* Exercise task:
Copy out all of the material, matching it word for word.

* Raw data:
= = = =

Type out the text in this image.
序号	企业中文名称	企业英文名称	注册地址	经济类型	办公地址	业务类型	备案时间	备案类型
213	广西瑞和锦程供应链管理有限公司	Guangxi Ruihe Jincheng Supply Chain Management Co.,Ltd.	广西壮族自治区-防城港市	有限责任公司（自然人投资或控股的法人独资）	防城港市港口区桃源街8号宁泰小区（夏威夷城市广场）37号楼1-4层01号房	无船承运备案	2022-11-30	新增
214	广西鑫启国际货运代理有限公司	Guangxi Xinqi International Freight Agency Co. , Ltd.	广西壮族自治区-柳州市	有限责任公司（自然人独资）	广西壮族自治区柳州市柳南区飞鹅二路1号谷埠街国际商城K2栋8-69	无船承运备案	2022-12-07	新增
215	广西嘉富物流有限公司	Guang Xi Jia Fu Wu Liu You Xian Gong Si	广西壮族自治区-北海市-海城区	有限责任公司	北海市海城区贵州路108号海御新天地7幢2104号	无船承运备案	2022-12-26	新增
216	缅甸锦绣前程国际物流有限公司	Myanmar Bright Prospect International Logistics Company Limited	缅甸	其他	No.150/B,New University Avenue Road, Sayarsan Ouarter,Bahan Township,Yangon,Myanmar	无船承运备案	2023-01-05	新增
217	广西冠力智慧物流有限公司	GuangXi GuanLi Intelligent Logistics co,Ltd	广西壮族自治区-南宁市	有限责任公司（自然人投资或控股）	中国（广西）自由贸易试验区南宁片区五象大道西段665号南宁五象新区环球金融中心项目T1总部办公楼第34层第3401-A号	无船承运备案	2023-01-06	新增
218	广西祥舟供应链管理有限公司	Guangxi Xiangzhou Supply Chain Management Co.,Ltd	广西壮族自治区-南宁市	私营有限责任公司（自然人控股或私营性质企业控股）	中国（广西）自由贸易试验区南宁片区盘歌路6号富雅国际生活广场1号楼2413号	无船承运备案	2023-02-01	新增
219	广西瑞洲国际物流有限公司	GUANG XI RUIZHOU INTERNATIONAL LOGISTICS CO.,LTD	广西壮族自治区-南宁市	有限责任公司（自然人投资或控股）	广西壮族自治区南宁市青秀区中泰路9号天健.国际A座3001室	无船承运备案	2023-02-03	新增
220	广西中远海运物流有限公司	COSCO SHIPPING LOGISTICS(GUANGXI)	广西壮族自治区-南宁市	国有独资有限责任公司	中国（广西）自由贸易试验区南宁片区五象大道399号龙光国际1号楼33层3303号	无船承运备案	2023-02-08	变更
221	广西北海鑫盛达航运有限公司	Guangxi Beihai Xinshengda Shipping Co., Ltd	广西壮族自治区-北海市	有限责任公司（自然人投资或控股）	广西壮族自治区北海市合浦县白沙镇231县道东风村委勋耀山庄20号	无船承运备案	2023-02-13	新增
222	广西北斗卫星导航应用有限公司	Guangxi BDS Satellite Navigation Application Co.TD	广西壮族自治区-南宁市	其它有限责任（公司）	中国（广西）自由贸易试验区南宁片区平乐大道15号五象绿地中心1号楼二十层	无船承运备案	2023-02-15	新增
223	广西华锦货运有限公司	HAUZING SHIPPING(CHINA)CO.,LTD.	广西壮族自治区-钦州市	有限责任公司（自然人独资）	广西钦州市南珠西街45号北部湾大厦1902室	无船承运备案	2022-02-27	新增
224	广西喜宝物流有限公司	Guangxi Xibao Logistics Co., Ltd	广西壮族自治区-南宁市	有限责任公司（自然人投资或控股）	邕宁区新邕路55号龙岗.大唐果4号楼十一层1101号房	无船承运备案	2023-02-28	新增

= = = =

* Expected answer:
Type out the text in this image.
序号	企业中文名称	企业英文名称	注册地址	经济类型	办公地址	业务类型	备案时间	备案类型
213	广西瑞和锦程供应链管理有限公司	Guangxi Ruihe Jincheng Supply Chain Management Co.,Ltd.	广西壮族自治区-防城港市	有限责任公司（自然人投资或控股的法人独资）	防城港市港口区桃源街8号宁泰小区（夏威夷城市广场）37号楼1-4层01号房	无船承运备案	2022-11-30	新增
214	广西鑫启国际货运代理有限公司	Guangxi Xinqi International Freight Agency Co. , Ltd.	广西壮族自治区-柳州市	有限责任公司（自然人独资）	广西壮族自治区柳州市柳南区飞鹅二路1号谷埠街国际商城K2栋8-69	无船承运备案	2022-12-07	新增
215	广西嘉富物流有限公司	Guang Xi Jia Fu Wu Liu You Xian Gong Si	广西壮族自治区-北海市-海城区	有限责任公司	北海市海城区贵州路108号海御新天地7幢2104号	无船承运备案	2022-12-26	新增
216	缅甸锦绣前程国际物流有限公司	Myanmar Bright Prospect International Logistics Company Limited	缅甸	其他	No.150/B,New University Avenue Road, Sayarsan Ouarter,Bahan Township,Yangon,Myanmar	无船承运备案	2023-01-05	新增
217	广西冠力智慧物流有限公司	GuangXi GuanLi Intelligent Logistics co,Ltd	广西壮族自治区-南宁市	有限责任公司（自然人投资或控股）	中国（广西）自由贸易试验区南宁片区五象大道西段665号南宁五象新区环球金融中心项目T1总部办公楼第34层第3401-A号	无船承运备案	2023-01-06	新增
218	广西祥舟供应链管理有限公司	Guangxi Xiangzhou Supply Chain Management Co.,Ltd	广西壮族自治区-南宁市	私营有限责任公司（自然人控股或私营性质企业控股）	中国（广西）自由贸易试验区南宁片区盘歌路6号富雅国际生活广场1号楼2413号	无船承运备案	2023-02-01	新增
219	广西瑞洲国际物流有限公司	GUANG XI RUIZHOU INTERNATIONAL LOGISTICS CO.,LTD	广西壮族自治区-南宁市	有限责任公司（自然人投资或控股）	广西壮族自治区南宁市青秀区中泰路9号天健.国际A座3001室	无船承运备案	2023-02-03	新增
220	广西中远海运物流有限公司	COSCO SHIPPING LOGISTICS(GUANGXI)	广西壮族自治区-南宁市	国有独资有限责任公司	中国（广西）自由贸易试验区南宁片区五象大道399号龙光国际1号楼33层3303号	无船承运备案	2023-02-08	变更
221	广西北海鑫盛达航运有限公司	Guangxi Beihai Xinshengda Shipping Co., Ltd	广西壮族自治区-北海市	有限责任公司（自然人投资或控股）	广西壮族自治区北海市合浦县白沙镇231县道东风村委勋耀山庄20号	无船承运备案	2023-02-13	新增
222	广西北斗卫星导航应用有限公司	Guangxi BDS Satellite Navigation Application Co.TD	广西壮族自治区-南宁市	其它有限责任（公司）	中国（广西）自由贸易试验区南宁片区平乐大道15号五象绿地中心1号楼二十层	无船承运备案	2023-02-15	新增
223	广西华锦货运有限公司	HAUZING SHIPPING(CHINA)CO.,LTD.	广西壮族自治区-钦州市	有限责任公司（自然人独资）	广西钦州市南珠西街45号北部湾大厦1902室	无船承运备案	2022-02-27	新增
224	广西喜宝物流有限公司	Guangxi Xibao Logistics Co., Ltd	广西壮族自治区-南宁市	有限责任公司（自然人投资或控股）	邕宁区新邕路55号龙岗.大唐果4号楼十一层1101号房	无船承运备案	2023-02-28	新增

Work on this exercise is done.